-------- Records
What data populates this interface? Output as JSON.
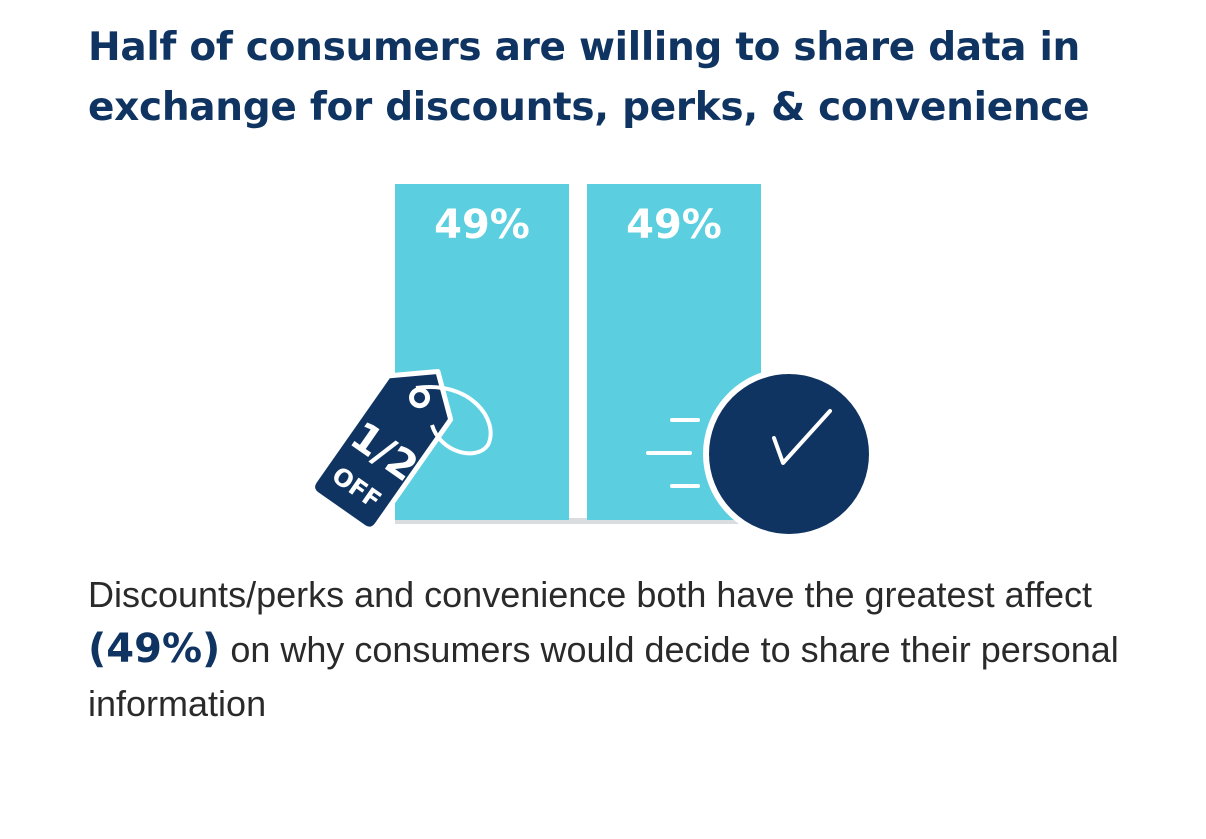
{
  "title": {
    "line1": "Half of consumers are willing to share data in",
    "line2": "exchange for discounts, perks, & convenience"
  },
  "chart_data": {
    "type": "bar",
    "categories": [
      "Discounts/perks",
      "Convenience"
    ],
    "values": [
      49,
      49
    ],
    "value_labels": [
      "49%",
      "49%"
    ],
    "ylim": [
      0,
      49
    ],
    "unit": "%",
    "grid": false,
    "colors": {
      "bar": "#5bcfe0",
      "bar_label": "#ffffff",
      "baseline": "#d9dde0"
    }
  },
  "icons": {
    "tag": {
      "name": "discount-tag-icon",
      "line1": "1/2",
      "line2": "OFF",
      "color": "#0f3461"
    },
    "check": {
      "name": "checkmark-circle-icon",
      "color": "#0f3461"
    }
  },
  "caption": {
    "part1": "Discounts/perks and convenience both have the greatest affect ",
    "highlight": "(49%)",
    "part2": " on why consumers would decide to share their personal information"
  },
  "colors": {
    "navy": "#0f3461",
    "cyan": "#5bcfe0",
    "text": "#2a2a2a"
  }
}
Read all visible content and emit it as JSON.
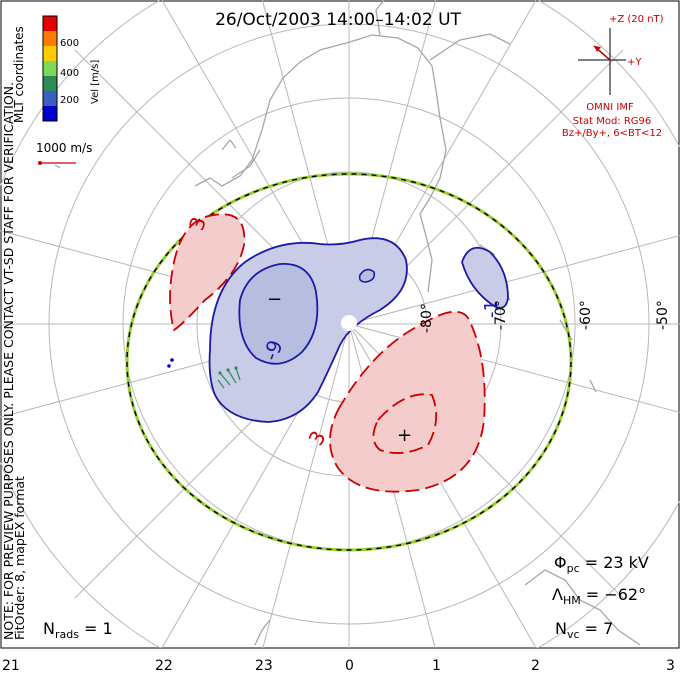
{
  "title": "26/Oct/2003 14:00–14:02 UT",
  "coordinates_label": "MLT coordinates",
  "color_scale": {
    "label": "Vel [m/s]",
    "ticks": [
      "600",
      "400",
      "200"
    ],
    "colors": [
      "#e60000",
      "#ff7a00",
      "#ffcc00",
      "#7ed957",
      "#2e8b57",
      "#3b5fc0",
      "#0000cc"
    ]
  },
  "velocity_reference": "1000 m/s",
  "side_note": {
    "line1": "NOTE: FOR PREVIEW PURPOSES ONLY. PLEASE CONTACT VT-SD STAFF FOR VERIFICATION.",
    "line2": "FitOrder: 8, mapEX format"
  },
  "imf": {
    "z_label": "+Z (20 nT)",
    "y_label": "+Y",
    "source": "OMNI IMF",
    "stat_mod": "Stat Mod: RG96",
    "condition": "Bz+/By+, 6<BT<12"
  },
  "latitude_labels": [
    "-80°",
    "-70°",
    "-60°",
    "-50°"
  ],
  "contour_labels": {
    "neg_a": "-1",
    "neg_b": "-9",
    "pos_a": "3",
    "pos_b": "3"
  },
  "markers": {
    "minimum": "−",
    "maximum": "+"
  },
  "stats": {
    "phi_pc_symbol": "Φ",
    "phi_pc_sub": "pc",
    "phi_pc_value": " = 23 kV",
    "lambda_hm_symbol": "Λ",
    "lambda_hm_sub": "HM",
    "lambda_hm_value": " = −62°",
    "n_vc_symbol": "N",
    "n_vc_sub": "vc",
    "n_vc_value": " = 7",
    "n_rads_symbol": "N",
    "n_rads_sub": "rads",
    "n_rads_value": " = 1"
  },
  "mlt_ticks": [
    "21",
    "22",
    "23",
    "0",
    "1",
    "2",
    "3"
  ],
  "colors": {
    "positive_contour": "#cc0000",
    "negative_contour": "#1a1aa8",
    "positive_fill": "#f4cccc",
    "negative_fill": "#c8cce6",
    "boundary_green": "#9acd32",
    "grid": "#b8b8b8",
    "coast": "#a6a6a6"
  }
}
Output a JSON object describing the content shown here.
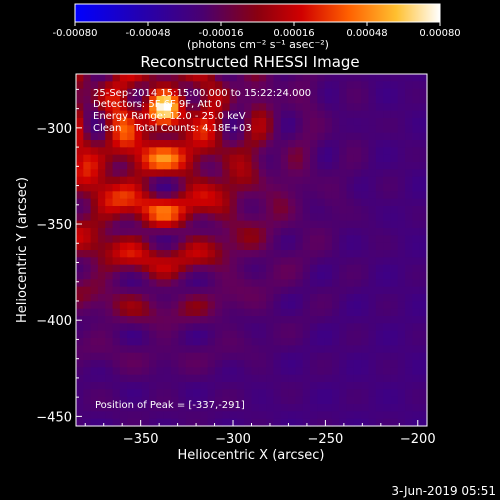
{
  "colorbar": {
    "tick_labels": [
      "-0.00080",
      "-0.00048",
      "-0.00016",
      "0.00016",
      "0.00048",
      "0.00080"
    ],
    "units_label": "(photons cm⁻² s⁻¹ asec⁻²)",
    "range": [
      -0.0008,
      0.0008
    ],
    "colormap": [
      "#0000ff",
      "#1a00b0",
      "#3a007a",
      "#60006a",
      "#8a0020",
      "#b30000",
      "#e01a00",
      "#ff5a00",
      "#ff9a10",
      "#ffd040",
      "#ffffa0",
      "#ffffff"
    ]
  },
  "chart_data": {
    "type": "heatmap",
    "title": "Reconstructed RHESSI Image",
    "xlabel": "Heliocentric X (arcsec)",
    "ylabel": "Heliocentric Y (arcsec)",
    "xlim": [
      -385,
      -195
    ],
    "ylim": [
      -455,
      -272
    ],
    "x_ticks": [
      -350,
      -300,
      -250,
      -200
    ],
    "x_tick_labels": [
      "−350",
      "−300",
      "−250",
      "−200"
    ],
    "y_ticks": [
      -300,
      -350,
      -400,
      -450
    ],
    "y_tick_labels": [
      "−300",
      "−350",
      "−400",
      "−450"
    ],
    "peak": [
      -337,
      -291
    ],
    "grid": false,
    "annotations": [
      "25-Sep-2014 15:15:00.000 to 15:22:24.000",
      "Detectors: 5F 6F 9F, Att 0",
      "Energy Range: 12.0 - 25.0 keV",
      "Clean    Total Counts: 4.18E+03"
    ],
    "peak_label": "Position of Peak = [-337,-291]"
  },
  "footer": {
    "date": "3-Jun-2019 05:51"
  }
}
----------------
- What this task involves
Reproduce the records, all of them, word for word; omit the pictures.

- Exercise response
What data populates this interface? Output as JSON.
{
  "title": {
    "line1": "Half of consumers are willing to share data in",
    "line2": "exchange for discounts, perks, & convenience"
  },
  "chart_data": {
    "type": "bar",
    "categories": [
      "Discounts/perks",
      "Convenience"
    ],
    "values": [
      49,
      49
    ],
    "value_labels": [
      "49%",
      "49%"
    ],
    "ylim": [
      0,
      49
    ],
    "unit": "%",
    "grid": false,
    "colors": {
      "bar": "#5bcfe0",
      "bar_label": "#ffffff",
      "baseline": "#d9dde0"
    }
  },
  "icons": {
    "tag": {
      "name": "discount-tag-icon",
      "line1": "1/2",
      "line2": "OFF",
      "color": "#0f3461"
    },
    "check": {
      "name": "checkmark-circle-icon",
      "color": "#0f3461"
    }
  },
  "caption": {
    "part1": "Discounts/perks and convenience both have the greatest affect ",
    "highlight": "(49%)",
    "part2": " on why consumers would decide to share their personal information"
  },
  "colors": {
    "navy": "#0f3461",
    "cyan": "#5bcfe0",
    "text": "#2a2a2a"
  }
}
Read all visible content and emit it as JSON.
{
  "title": "26/Oct/2003 14:00–14:02 UT",
  "coordinates_label": "MLT coordinates",
  "color_scale": {
    "label": "Vel [m/s]",
    "ticks": [
      "600",
      "400",
      "200"
    ],
    "colors": [
      "#e60000",
      "#ff7a00",
      "#ffcc00",
      "#7ed957",
      "#2e8b57",
      "#3b5fc0",
      "#0000cc"
    ]
  },
  "velocity_reference": "1000 m/s",
  "side_note": {
    "line1": "NOTE: FOR PREVIEW PURPOSES ONLY. PLEASE CONTACT VT-SD STAFF FOR VERIFICATION.",
    "line2": "FitOrder: 8, mapEX format"
  },
  "imf": {
    "z_label": "+Z (20 nT)",
    "y_label": "+Y",
    "source": "OMNI IMF",
    "stat_mod": "Stat Mod: RG96",
    "condition": "Bz+/By+, 6<BT<12"
  },
  "latitude_labels": [
    "-80°",
    "-70°",
    "-60°",
    "-50°"
  ],
  "contour_labels": {
    "neg_a": "-1",
    "neg_b": "-9",
    "pos_a": "3",
    "pos_b": "3"
  },
  "markers": {
    "minimum": "−",
    "maximum": "+"
  },
  "stats": {
    "phi_pc_symbol": "Φ",
    "phi_pc_sub": "pc",
    "phi_pc_value": " = 23 kV",
    "lambda_hm_symbol": "Λ",
    "lambda_hm_sub": "HM",
    "lambda_hm_value": " = −62°",
    "n_vc_symbol": "N",
    "n_vc_sub": "vc",
    "n_vc_value": " = 7",
    "n_rads_symbol": "N",
    "n_rads_sub": "rads",
    "n_rads_value": " = 1"
  },
  "mlt_ticks": [
    "21",
    "22",
    "23",
    "0",
    "1",
    "2",
    "3"
  ],
  "colors": {
    "positive_contour": "#cc0000",
    "negative_contour": "#1a1aa8",
    "positive_fill": "#f4cccc",
    "negative_fill": "#c8cce6",
    "boundary_green": "#9acd32",
    "grid": "#b8b8b8",
    "coast": "#a6a6a6"
  }
}
Output a JSON object describing the content shown here.
{
  "colorbar": {
    "tick_labels": [
      "-0.00080",
      "-0.00048",
      "-0.00016",
      "0.00016",
      "0.00048",
      "0.00080"
    ],
    "units_label": "(photons cm⁻² s⁻¹ asec⁻²)",
    "range": [
      -0.0008,
      0.0008
    ],
    "colormap": [
      "#0000ff",
      "#1a00b0",
      "#3a007a",
      "#60006a",
      "#8a0020",
      "#b30000",
      "#e01a00",
      "#ff5a00",
      "#ff9a10",
      "#ffd040",
      "#ffffa0",
      "#ffffff"
    ]
  },
  "chart_data": {
    "type": "heatmap",
    "title": "Reconstructed RHESSI Image",
    "xlabel": "Heliocentric X (arcsec)",
    "ylabel": "Heliocentric Y (arcsec)",
    "xlim": [
      -385,
      -195
    ],
    "ylim": [
      -455,
      -272
    ],
    "x_ticks": [
      -350,
      -300,
      -250,
      -200
    ],
    "x_tick_labels": [
      "−350",
      "−300",
      "−250",
      "−200"
    ],
    "y_ticks": [
      -300,
      -350,
      -400,
      -450
    ],
    "y_tick_labels": [
      "−300",
      "−350",
      "−400",
      "−450"
    ],
    "peak": [
      -337,
      -291
    ],
    "grid": false,
    "annotations": [
      "25-Sep-2014 15:15:00.000 to 15:22:24.000",
      "Detectors: 5F 6F 9F, Att 0",
      "Energy Range: 12.0 - 25.0 keV",
      "Clean    Total Counts: 4.18E+03"
    ],
    "peak_label": "Position of Peak = [-337,-291]"
  },
  "footer": {
    "date": "3-Jun-2019 05:51"
  }
}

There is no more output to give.